**Data to process**
>>>

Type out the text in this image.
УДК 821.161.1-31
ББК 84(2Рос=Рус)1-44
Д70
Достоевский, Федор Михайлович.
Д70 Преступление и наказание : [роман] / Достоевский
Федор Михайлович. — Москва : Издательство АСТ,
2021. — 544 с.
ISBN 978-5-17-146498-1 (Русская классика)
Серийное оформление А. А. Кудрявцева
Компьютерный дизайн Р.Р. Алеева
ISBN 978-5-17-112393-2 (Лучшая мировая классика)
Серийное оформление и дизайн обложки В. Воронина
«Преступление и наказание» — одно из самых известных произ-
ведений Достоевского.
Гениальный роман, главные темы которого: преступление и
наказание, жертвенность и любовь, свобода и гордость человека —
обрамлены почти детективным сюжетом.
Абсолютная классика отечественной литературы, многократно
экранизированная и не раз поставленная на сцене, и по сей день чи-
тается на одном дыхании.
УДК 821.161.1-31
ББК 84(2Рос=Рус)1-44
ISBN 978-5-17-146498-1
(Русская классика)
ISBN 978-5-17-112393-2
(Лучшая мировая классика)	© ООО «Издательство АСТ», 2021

<<<

**Exercise objective**
All of the entries should be written out again exactly.

**Output below**
Type out the text in this image.
УДК 821.161.1-31
ББК 84(2Рос=Рус)1-44
Д70
Достоевский, Федор Михайлович.
Д70 Преступление и наказание : [роман] / Достоевский
Федор Михайлович. — Москва : Издательство АСТ,
2021. — 544 с.
ISBN 978-5-17-146498-1 (Русская классика)
Серийное оформление А. А. Кудрявцева
Компьютерный дизайн Р.Р. Алеева
ISBN 978-5-17-112393-2 (Лучшая мировая классика)
Серийное оформление и дизайн обложки В. Воронина
«Преступление и наказание» — одно из самых известных произ-
ведений Достоевского.
Гениальный роман, главные темы которого: преступление и
наказание, жертвенность и любовь, свобода и гордость человека —
обрамлены почти детективным сюжетом.
Абсолютная классика отечественной литературы, многократно
экранизированная и не раз поставленная на сцене, и по сей день чи-
тается на одном дыхании.
УДК 821.161.1-31
ББК 84(2Рос=Рус)1-44
ISBN 978-5-17-146498-1
(Русская классика)
ISBN 978-5-17-112393-2
(Лучшая мировая классика)	© ООО «Издательство АСТ», 2021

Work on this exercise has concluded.